** TO BE DONE **
Pull out every line from the listing that has the word "time".

Entries with figure data:
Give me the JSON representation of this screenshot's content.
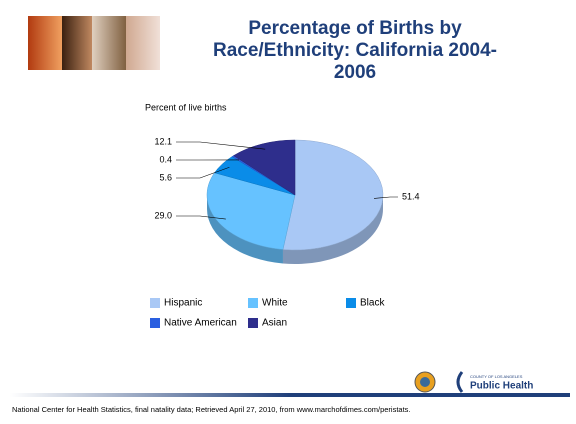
{
  "chart_data": {
    "type": "pie3d",
    "title": "Percentage of Births by Race/Ethnicity: California 2004-2006",
    "subtitle": "Percent of live births",
    "categories": [
      "Hispanic",
      "White",
      "Black",
      "Native American",
      "Asian"
    ],
    "values": [
      51.4,
      29.0,
      5.6,
      0.4,
      12.1
    ],
    "value_labels": [
      "51.4",
      "29.0",
      "5.6",
      "0.4",
      "12.1"
    ],
    "colors": [
      "#a9c8f5",
      "#66c2ff",
      "#0a8ce8",
      "#2a5fe0",
      "#2e2e8c"
    ],
    "source": "National Center for Health Statistics, final natality data; Retrieved April 27, 2010, from www.marchofdimes.com/peristats."
  },
  "logo": {
    "county": "COUNTY OF LOS ANGELES",
    "name": "Public Health"
  }
}
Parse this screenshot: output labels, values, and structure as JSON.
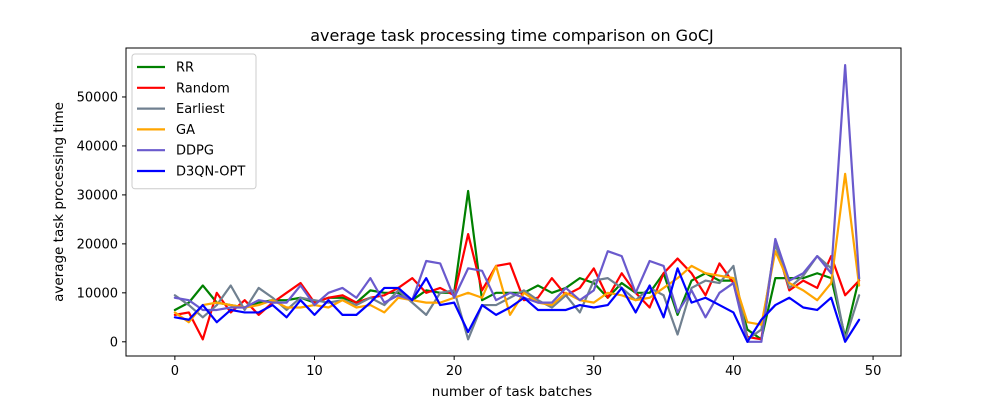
{
  "chart_data": {
    "type": "line",
    "title": "average task processing time comparison on GoCJ",
    "xlabel": "number of task batches",
    "ylabel": "average task processing time",
    "xlim": [
      -3.5,
      52
    ],
    "ylim": [
      -2900,
      60000
    ],
    "xticks": [
      0,
      10,
      20,
      30,
      40,
      50
    ],
    "xtick_labels": [
      "0",
      "10",
      "20",
      "30",
      "40",
      "50"
    ],
    "yticks": [
      0,
      10000,
      20000,
      30000,
      40000,
      50000
    ],
    "ytick_labels": [
      "0",
      "10000",
      "20000",
      "30000",
      "40000",
      "50000"
    ],
    "legend_position": "upper-left",
    "grid": false,
    "x": [
      0,
      1,
      2,
      3,
      4,
      5,
      6,
      7,
      8,
      9,
      10,
      11,
      12,
      13,
      14,
      15,
      16,
      17,
      18,
      19,
      20,
      21,
      22,
      23,
      24,
      25,
      26,
      27,
      28,
      29,
      30,
      31,
      32,
      33,
      34,
      35,
      36,
      37,
      38,
      39,
      40,
      41,
      42,
      43,
      44,
      45,
      46,
      47,
      48,
      49
    ],
    "series": [
      {
        "name": "RR",
        "color": "#008000",
        "values": [
          6500,
          8000,
          11500,
          8000,
          7500,
          7000,
          8000,
          8500,
          8500,
          9000,
          8000,
          9000,
          9000,
          8000,
          10500,
          10000,
          10000,
          8500,
          10500,
          10000,
          10000,
          30800,
          8500,
          10000,
          10000,
          10000,
          11500,
          10000,
          11000,
          13000,
          12000,
          9000,
          12000,
          10000,
          10000,
          14000,
          5500,
          12500,
          14000,
          12500,
          12500,
          2500,
          500,
          13000,
          13000,
          13000,
          14000,
          13000,
          1000,
          13000
        ]
      },
      {
        "name": "Random",
        "color": "#ff0000",
        "values": [
          5500,
          6000,
          500,
          10000,
          6000,
          8500,
          5500,
          8000,
          10000,
          12000,
          8000,
          9000,
          9500,
          8000,
          9000,
          9500,
          11000,
          13000,
          10000,
          11000,
          9500,
          22000,
          10500,
          15500,
          16000,
          8500,
          9000,
          13000,
          9500,
          11000,
          15000,
          9000,
          14000,
          10000,
          7000,
          14000,
          17000,
          14000,
          9500,
          16000,
          12000,
          1000,
          500,
          20500,
          10500,
          12500,
          11000,
          17500,
          9500,
          12500
        ]
      },
      {
        "name": "Earliest",
        "color": "#708090",
        "values": [
          9500,
          7500,
          5000,
          7500,
          11500,
          6500,
          11000,
          9000,
          6500,
          9000,
          8500,
          8000,
          8500,
          7500,
          9000,
          7500,
          10500,
          8000,
          5500,
          10000,
          10500,
          500,
          7500,
          7500,
          9000,
          10500,
          8500,
          7000,
          9500,
          6000,
          12500,
          13000,
          11000,
          8500,
          11000,
          9500,
          1500,
          11000,
          12500,
          12000,
          15500,
          500,
          2500,
          20000,
          11000,
          13500,
          17500,
          15000,
          500,
          9500
        ]
      },
      {
        "name": "GA",
        "color": "#ffa500",
        "values": [
          6000,
          4000,
          7500,
          8000,
          7500,
          7000,
          7500,
          8500,
          7000,
          7000,
          7500,
          7000,
          8500,
          7000,
          7500,
          6000,
          9000,
          8500,
          8000,
          8000,
          9000,
          10000,
          9000,
          15500,
          5500,
          10000,
          8000,
          7500,
          10000,
          8500,
          8000,
          10000,
          9500,
          8500,
          9000,
          11000,
          13000,
          15500,
          14000,
          13500,
          13000,
          4000,
          3500,
          18500,
          12000,
          10500,
          8500,
          12000,
          34300,
          11500
        ]
      },
      {
        "name": "DDPG",
        "color": "#6a5acd",
        "values": [
          9000,
          8500,
          6500,
          6500,
          7000,
          7000,
          8500,
          8000,
          8000,
          11500,
          7500,
          10000,
          11000,
          9000,
          13000,
          8000,
          9500,
          8500,
          16500,
          16000,
          9000,
          15000,
          14500,
          8500,
          10000,
          9000,
          8000,
          8000,
          11000,
          8500,
          10500,
          18500,
          17500,
          10000,
          16500,
          15500,
          6000,
          10500,
          5000,
          10000,
          12000,
          0,
          0,
          21000,
          12500,
          14000,
          17500,
          14000,
          56500,
          13000
        ]
      },
      {
        "name": "D3QN-OPT",
        "color": "#0000ff",
        "values": [
          5000,
          4500,
          7500,
          4000,
          6500,
          6000,
          6000,
          7500,
          5000,
          8500,
          5500,
          8500,
          5500,
          5500,
          8000,
          11000,
          11000,
          8500,
          13000,
          7500,
          8000,
          2000,
          7500,
          5500,
          7000,
          9000,
          6500,
          6500,
          6500,
          7500,
          7000,
          7500,
          11000,
          6000,
          11500,
          5000,
          15000,
          8000,
          9000,
          7500,
          6000,
          0,
          4500,
          7500,
          9000,
          7000,
          6500,
          9000,
          0,
          4500
        ]
      }
    ]
  }
}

** EXERCISE RESULT **
    "title": "average task processing time comparison on GoCJ",
    "ylabel": "average task processing time",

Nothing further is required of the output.